● SUPPLIED MATERIAL
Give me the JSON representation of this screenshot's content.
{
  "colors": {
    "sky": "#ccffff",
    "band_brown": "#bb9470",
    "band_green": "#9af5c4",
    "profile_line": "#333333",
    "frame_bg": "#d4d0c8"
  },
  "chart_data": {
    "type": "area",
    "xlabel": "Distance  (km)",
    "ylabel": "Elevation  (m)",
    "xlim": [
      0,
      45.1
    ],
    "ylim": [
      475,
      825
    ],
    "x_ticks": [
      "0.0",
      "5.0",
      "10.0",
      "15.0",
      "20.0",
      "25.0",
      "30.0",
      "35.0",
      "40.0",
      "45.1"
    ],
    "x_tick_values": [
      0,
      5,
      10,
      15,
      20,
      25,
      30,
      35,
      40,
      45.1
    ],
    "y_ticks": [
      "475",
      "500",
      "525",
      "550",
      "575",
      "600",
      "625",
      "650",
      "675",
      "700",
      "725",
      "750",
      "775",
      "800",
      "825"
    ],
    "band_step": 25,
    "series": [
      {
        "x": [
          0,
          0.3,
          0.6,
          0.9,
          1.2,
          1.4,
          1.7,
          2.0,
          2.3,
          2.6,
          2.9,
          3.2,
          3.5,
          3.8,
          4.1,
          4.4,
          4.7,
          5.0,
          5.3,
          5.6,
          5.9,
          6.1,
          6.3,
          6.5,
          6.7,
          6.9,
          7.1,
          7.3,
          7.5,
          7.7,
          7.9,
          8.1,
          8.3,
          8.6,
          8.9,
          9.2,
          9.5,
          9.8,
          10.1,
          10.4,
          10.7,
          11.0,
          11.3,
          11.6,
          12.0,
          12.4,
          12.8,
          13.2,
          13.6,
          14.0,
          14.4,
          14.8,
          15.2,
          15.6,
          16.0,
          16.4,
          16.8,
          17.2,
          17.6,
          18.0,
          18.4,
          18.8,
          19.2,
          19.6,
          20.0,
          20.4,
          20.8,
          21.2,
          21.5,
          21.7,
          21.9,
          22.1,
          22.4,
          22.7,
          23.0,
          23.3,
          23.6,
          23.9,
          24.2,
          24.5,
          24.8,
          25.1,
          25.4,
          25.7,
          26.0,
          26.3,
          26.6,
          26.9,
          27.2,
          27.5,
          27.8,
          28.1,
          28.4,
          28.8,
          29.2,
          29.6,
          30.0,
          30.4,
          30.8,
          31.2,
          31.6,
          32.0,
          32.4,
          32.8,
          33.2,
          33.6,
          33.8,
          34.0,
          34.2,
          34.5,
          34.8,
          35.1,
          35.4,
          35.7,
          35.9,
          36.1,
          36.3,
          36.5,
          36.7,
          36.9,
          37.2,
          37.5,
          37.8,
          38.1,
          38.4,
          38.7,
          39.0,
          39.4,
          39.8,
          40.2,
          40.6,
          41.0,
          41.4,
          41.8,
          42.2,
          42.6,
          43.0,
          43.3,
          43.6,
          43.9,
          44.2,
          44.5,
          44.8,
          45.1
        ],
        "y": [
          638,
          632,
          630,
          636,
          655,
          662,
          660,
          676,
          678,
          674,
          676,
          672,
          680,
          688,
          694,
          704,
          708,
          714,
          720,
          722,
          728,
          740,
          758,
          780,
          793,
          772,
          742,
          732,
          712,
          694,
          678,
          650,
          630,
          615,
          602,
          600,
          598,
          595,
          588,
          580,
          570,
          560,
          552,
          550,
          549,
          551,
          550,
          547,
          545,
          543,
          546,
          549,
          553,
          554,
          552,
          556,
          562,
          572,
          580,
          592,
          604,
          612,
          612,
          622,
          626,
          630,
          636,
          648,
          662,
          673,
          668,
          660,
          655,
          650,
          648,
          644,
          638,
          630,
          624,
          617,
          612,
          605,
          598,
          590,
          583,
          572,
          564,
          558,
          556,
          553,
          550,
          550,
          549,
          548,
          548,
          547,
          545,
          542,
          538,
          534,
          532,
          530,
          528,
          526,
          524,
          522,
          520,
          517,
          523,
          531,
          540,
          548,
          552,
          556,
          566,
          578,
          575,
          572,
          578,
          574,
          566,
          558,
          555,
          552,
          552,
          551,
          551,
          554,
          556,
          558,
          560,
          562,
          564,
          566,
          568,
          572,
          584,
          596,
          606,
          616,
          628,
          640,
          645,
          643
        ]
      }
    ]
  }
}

● TASK STATEMENT
Take the entries and copy them out exactly.

● RESPONSE TO THIS EXERCISE
Give me the JSON representation of this screenshot's content.
{
  "colors": {
    "sky": "#ccffff",
    "band_brown": "#bb9470",
    "band_green": "#9af5c4",
    "profile_line": "#333333",
    "frame_bg": "#d4d0c8"
  },
  "chart_data": {
    "type": "area",
    "xlabel": "Distance  (km)",
    "ylabel": "Elevation  (m)",
    "xlim": [
      0,
      45.1
    ],
    "ylim": [
      475,
      825
    ],
    "x_ticks": [
      "0.0",
      "5.0",
      "10.0",
      "15.0",
      "20.0",
      "25.0",
      "30.0",
      "35.0",
      "40.0",
      "45.1"
    ],
    "x_tick_values": [
      0,
      5,
      10,
      15,
      20,
      25,
      30,
      35,
      40,
      45.1
    ],
    "y_ticks": [
      "475",
      "500",
      "525",
      "550",
      "575",
      "600",
      "625",
      "650",
      "675",
      "700",
      "725",
      "750",
      "775",
      "800",
      "825"
    ],
    "band_step": 25,
    "series": [
      {
        "x": [
          0,
          0.3,
          0.6,
          0.9,
          1.2,
          1.4,
          1.7,
          2.0,
          2.3,
          2.6,
          2.9,
          3.2,
          3.5,
          3.8,
          4.1,
          4.4,
          4.7,
          5.0,
          5.3,
          5.6,
          5.9,
          6.1,
          6.3,
          6.5,
          6.7,
          6.9,
          7.1,
          7.3,
          7.5,
          7.7,
          7.9,
          8.1,
          8.3,
          8.6,
          8.9,
          9.2,
          9.5,
          9.8,
          10.1,
          10.4,
          10.7,
          11.0,
          11.3,
          11.6,
          12.0,
          12.4,
          12.8,
          13.2,
          13.6,
          14.0,
          14.4,
          14.8,
          15.2,
          15.6,
          16.0,
          16.4,
          16.8,
          17.2,
          17.6,
          18.0,
          18.4,
          18.8,
          19.2,
          19.6,
          20.0,
          20.4,
          20.8,
          21.2,
          21.5,
          21.7,
          21.9,
          22.1,
          22.4,
          22.7,
          23.0,
          23.3,
          23.6,
          23.9,
          24.2,
          24.5,
          24.8,
          25.1,
          25.4,
          25.7,
          26.0,
          26.3,
          26.6,
          26.9,
          27.2,
          27.5,
          27.8,
          28.1,
          28.4,
          28.8,
          29.2,
          29.6,
          30.0,
          30.4,
          30.8,
          31.2,
          31.6,
          32.0,
          32.4,
          32.8,
          33.2,
          33.6,
          33.8,
          34.0,
          34.2,
          34.5,
          34.8,
          35.1,
          35.4,
          35.7,
          35.9,
          36.1,
          36.3,
          36.5,
          36.7,
          36.9,
          37.2,
          37.5,
          37.8,
          38.1,
          38.4,
          38.7,
          39.0,
          39.4,
          39.8,
          40.2,
          40.6,
          41.0,
          41.4,
          41.8,
          42.2,
          42.6,
          43.0,
          43.3,
          43.6,
          43.9,
          44.2,
          44.5,
          44.8,
          45.1
        ],
        "y": [
          638,
          632,
          630,
          636,
          655,
          662,
          660,
          676,
          678,
          674,
          676,
          672,
          680,
          688,
          694,
          704,
          708,
          714,
          720,
          722,
          728,
          740,
          758,
          780,
          793,
          772,
          742,
          732,
          712,
          694,
          678,
          650,
          630,
          615,
          602,
          600,
          598,
          595,
          588,
          580,
          570,
          560,
          552,
          550,
          549,
          551,
          550,
          547,
          545,
          543,
          546,
          549,
          553,
          554,
          552,
          556,
          562,
          572,
          580,
          592,
          604,
          612,
          612,
          622,
          626,
          630,
          636,
          648,
          662,
          673,
          668,
          660,
          655,
          650,
          648,
          644,
          638,
          630,
          624,
          617,
          612,
          605,
          598,
          590,
          583,
          572,
          564,
          558,
          556,
          553,
          550,
          550,
          549,
          548,
          548,
          547,
          545,
          542,
          538,
          534,
          532,
          530,
          528,
          526,
          524,
          522,
          520,
          517,
          523,
          531,
          540,
          548,
          552,
          556,
          566,
          578,
          575,
          572,
          578,
          574,
          566,
          558,
          555,
          552,
          552,
          551,
          551,
          554,
          556,
          558,
          560,
          562,
          564,
          566,
          568,
          572,
          584,
          596,
          606,
          616,
          628,
          640,
          645,
          643
        ]
      }
    ]
  }
}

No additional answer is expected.